### REQUIREMENT
Locate the word "volcanic" in the data below, then copy every line that holds it.

Dataset items:

┌──

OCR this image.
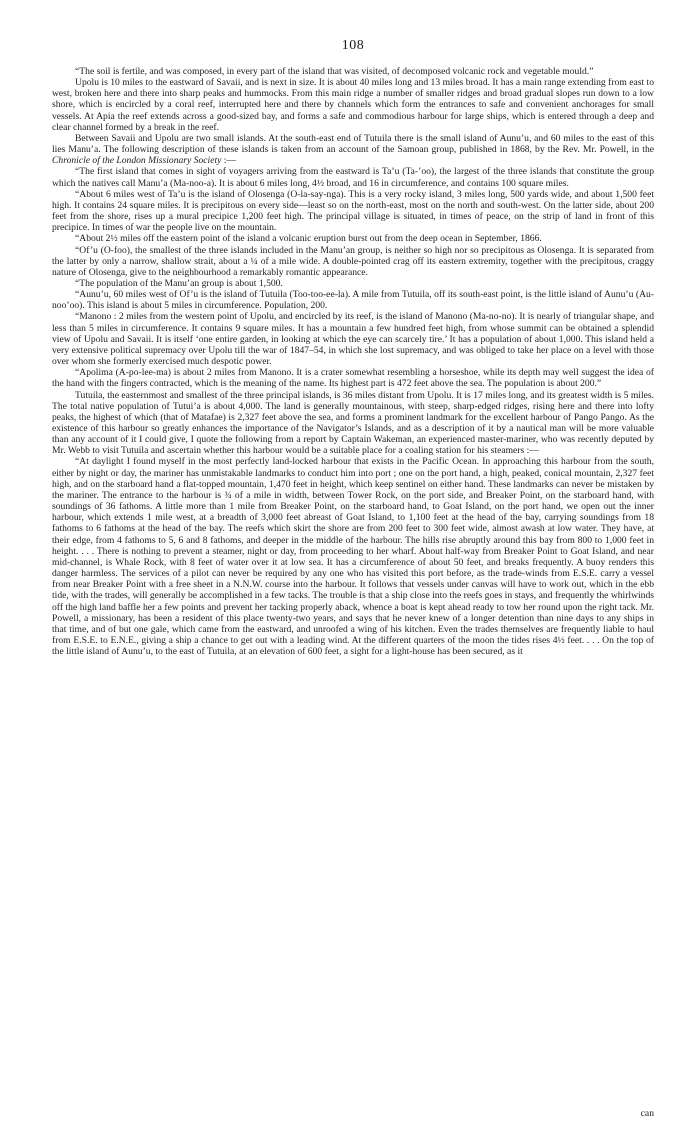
108

“The soil is fertile, and was composed, in every part of the island that was visited, of decomposed volcanic rock and vegetable mould.”

Upolu is 10 miles to the eastward of Savaii, and is next in size. It is about 40 miles long and 13 miles broad. It has a main range extending from east to west, broken here and there into sharp peaks and hummocks. From this main ridge a number of smaller ridges and broad gradual slopes run down to a low shore, which is encircled by a coral reef, interrupted here and there by channels which form the entrances to safe and convenient anchorages for small vessels. At Apia the reef extends across a good-sized bay, and forms a safe and commodious harbour for large ships, which is entered through a deep and clear channel formed by a break in the reef.

Between Savaii and Upolu are two small islands. At the south-east end of Tutuila there is the small island of Aunu’u, and 60 miles to the east of this lies Manu’a. The following description of these islands is taken from an account of the Samoan group, published in 1868, by the Rev. Mr. Powell, in the Chronicle of the London Missionary Society :—

“The first island that comes in sight of voyagers arriving from the eastward is Ta’u (Ta-’oo), the largest of the three islands that constitute the group which the natives call Manu’a (Ma-noo-a). It is about 6 miles long, 4½ broad, and 16 in circumference, and contains 100 square miles.

“About 6 miles west of Ta’u is the island of Olosenga (O-la-say-nga). This is a very rocky island, 3 miles long, 500 yards wide, and about 1,500 feet high. It contains 24 square miles. It is precipitous on every side—least so on the north-east, most on the north and south-west. On the latter side, about 200 feet from the shore, rises up a mural precipice 1,200 feet high. The principal village is situated, in times of peace, on the strip of land in front of this precipice. In times of war the people live on the mountain.

“About 2½ miles off the eastern point of the island a volcanic eruption burst out from the deep ocean in September, 1866.

“Of’u (O-foo), the smallest of the three islands included in the Manu’an group, is neither so high nor so precipitous as Olosenga. It is separated from the latter by only a narrow, shallow strait, about a ¼ of a mile wide. A double-pointed crag off its eastern extremity, together with the precipitous, craggy nature of Olosenga, give to the neighbourhood a remarkably romantic appearance.

“The population of the Manu’an group is about 1,500.

“Aunu’u, 60 miles west of Of’u is the island of Tutuila (Too-too-ee-la). A mile from Tutuila, off its south-east point, is the little island of Aunu’u (Au-noo’oo). This island is about 5 miles in circumference. Population, 200.

“Manono : 2 miles from the western point of Upolu, and encircled by its reef, is the island of Manono (Ma-no-no). It is nearly of triangular shape, and less than 5 miles in circumference. It contains 9 square miles. It has a mountain a few hundred feet high, from whose summit can be obtained a splendid view of Upolu and Savaii. It is itself ‘one entire garden, in looking at which the eye can scarcely tire.’ It has a population of about 1,000. This island held a very extensive political supremacy over Upolu till the war of 1847–54, in which she lost supremacy, and was obliged to take her place on a level with those over whom she formerly exercised much despotic power.

“Apolima (A-po-lee-ma) is about 2 miles from Manono. It is a crater somewhat resembling a horseshoe, while its depth may well suggest the idea of the hand with the fingers contracted, which is the meaning of the name. Its highest part is 472 feet above the sea. The population is about 200.”

Tutuila, the easternmost and smallest of the three principal islands, is 36 miles distant from Upolu. It is 17 miles long, and its greatest width is 5 miles. The total native population of Tutui’a is about 4,000. The land is generally mountainous, with steep, sharp-edged ridges, rising here and there into lofty peaks, the highest of which (that of Matafae) is 2,327 feet above the sea, and forms a prominent landmark for the excellent harbour of Pango Pango. As the existence of this harbour so greatly enhances the importance of the Navigator’s Islands, and as a description of it by a nautical man will be more valuable than any account of it I could give, I quote the following from a report by Captain Wakeman, an experienced master-mariner, who was recently deputed by Mr. Webb to visit Tutuila and ascertain whether this harbour would be a suitable place for a coaling station for his steamers :—

“At daylight I found myself in the most perfectly land-locked harbour that exists in the Pacific Ocean. In approaching this harbour from the south, either by night or day, the mariner has unmistakable landmarks to conduct him into port ; one on the port hand, a high, peaked, conical mountain, 2,327 feet high, and on the starboard hand a flat-topped mountain, 1,470 feet in height, which keep sentinel on either hand. These landmarks can never be mistaken by the mariner. The entrance to the harbour is ¾ of a mile in width, between Tower Rock, on the port side, and Breaker Point, on the starboard hand, with soundings of 36 fathoms. A little more than 1 mile from Breaker Point, on the starboard hand, to Goat Island, on the port hand, we open out the inner harbour, which extends 1 mile west, at a breadth of 3,000 feet abreast of Goat Island, to 1,100 feet at the head of the bay, carrying soundings from 18 fathoms to 6 fathoms at the head of the bay. The reefs which skirt the shore are from 200 feet to 300 feet wide, almost awash at low water. They have, at their edge, from 4 fathoms to 5, 6 and 8 fathoms, and deeper in the middle of the harbour. The hills rise abruptly around this bay from 800 to 1,000 feet in height. . . . There is nothing to prevent a steamer, night or day, from proceeding to her wharf. About half-way from Breaker Point to Goat Island, and near mid-channel, is Whale Rock, with 8 feet of water over it at low sea. It has a circumference of about 50 feet, and breaks frequently. A buoy renders this danger harmless. The services of a pilot can never be required by any one who has visited this port before, as the trade-winds from E.S.E. carry a vessel from near Breaker Point with a free sheet in a N.N.W. course into the harbour. It follows that vessels under canvas will have to work out, which in the ebb tide, with the trades, will generally be accomplished in a few tacks. The trouble is that a ship close into the reefs goes in stays, and frequently the whirlwinds off the high land baffle her a few points and prevent her tacking properly aback, whence a boat is kept ahead ready to tow her round upon the right tack. Mr. Powell, a missionary, has been a resident of this place twenty-two years, and says that he never knew of a longer detention than nine days to any ships in that time, and of but one gale, which came from the eastward, and unroofed a wing of his kitchen. Even the trades themselves are frequently liable to haul from E.S.E. to E.N.E., giving a ship a chance to get out with a leading wind. At the different quarters of the moon the tides rises 4½ feet. . . . On the top of the little island of Aunu’u, to the east of Tutuila, at an elevation of 600 feet, a sight for a light-house has been secured, as it

can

└──

### RESULT OF THIS EXERCISE
“The soil is fertile, and was composed, in every part of the island that was visited, of decomposed volcanic rock and vegetable mould.”
“About 2½ miles off the eastern point of the island a volcanic eruption burst out from the deep ocean in September, 1866.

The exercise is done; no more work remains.